PROBLEM STATEMENT
Could you output each line of the data that follows exactly?

# # #

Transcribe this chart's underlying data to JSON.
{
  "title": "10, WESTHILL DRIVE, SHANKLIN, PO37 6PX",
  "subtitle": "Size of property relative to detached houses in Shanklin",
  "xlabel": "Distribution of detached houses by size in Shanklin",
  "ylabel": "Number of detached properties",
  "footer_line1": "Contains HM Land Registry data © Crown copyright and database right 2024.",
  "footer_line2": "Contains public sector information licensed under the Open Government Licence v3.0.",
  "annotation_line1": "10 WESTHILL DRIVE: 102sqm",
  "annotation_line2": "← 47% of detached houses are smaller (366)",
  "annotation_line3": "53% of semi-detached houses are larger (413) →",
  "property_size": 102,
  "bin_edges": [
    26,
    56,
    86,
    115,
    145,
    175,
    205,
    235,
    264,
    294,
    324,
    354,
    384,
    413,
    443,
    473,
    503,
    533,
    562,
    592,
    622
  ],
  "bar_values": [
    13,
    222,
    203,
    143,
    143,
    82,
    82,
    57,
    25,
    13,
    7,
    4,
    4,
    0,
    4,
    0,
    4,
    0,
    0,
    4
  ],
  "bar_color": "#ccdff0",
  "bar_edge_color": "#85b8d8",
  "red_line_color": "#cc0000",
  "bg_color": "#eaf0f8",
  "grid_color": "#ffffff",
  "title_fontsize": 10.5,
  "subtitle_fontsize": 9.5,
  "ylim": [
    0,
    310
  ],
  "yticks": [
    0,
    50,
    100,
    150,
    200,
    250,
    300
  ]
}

# # #

CORRECT RESPONSE
Transcribe this chart's underlying data to JSON.
{
  "title": "10, WESTHILL DRIVE, SHANKLIN, PO37 6PX",
  "subtitle": "Size of property relative to detached houses in Shanklin",
  "xlabel": "Distribution of detached houses by size in Shanklin",
  "ylabel": "Number of detached properties",
  "footer_line1": "Contains HM Land Registry data © Crown copyright and database right 2024.",
  "footer_line2": "Contains public sector information licensed under the Open Government Licence v3.0.",
  "annotation_line1": "10 WESTHILL DRIVE: 102sqm",
  "annotation_line2": "← 47% of detached houses are smaller (366)",
  "annotation_line3": "53% of semi-detached houses are larger (413) →",
  "property_size": 102,
  "bin_edges": [
    26,
    56,
    86,
    115,
    145,
    175,
    205,
    235,
    264,
    294,
    324,
    354,
    384,
    413,
    443,
    473,
    503,
    533,
    562,
    592,
    622
  ],
  "bar_values": [
    13,
    222,
    203,
    143,
    143,
    82,
    82,
    57,
    25,
    13,
    7,
    4,
    4,
    0,
    4,
    0,
    4,
    0,
    0,
    4
  ],
  "bar_color": "#ccdff0",
  "bar_edge_color": "#85b8d8",
  "red_line_color": "#cc0000",
  "bg_color": "#eaf0f8",
  "grid_color": "#ffffff",
  "title_fontsize": 10.5,
  "subtitle_fontsize": 9.5,
  "ylim": [
    0,
    310
  ],
  "yticks": [
    0,
    50,
    100,
    150,
    200,
    250,
    300
  ]
}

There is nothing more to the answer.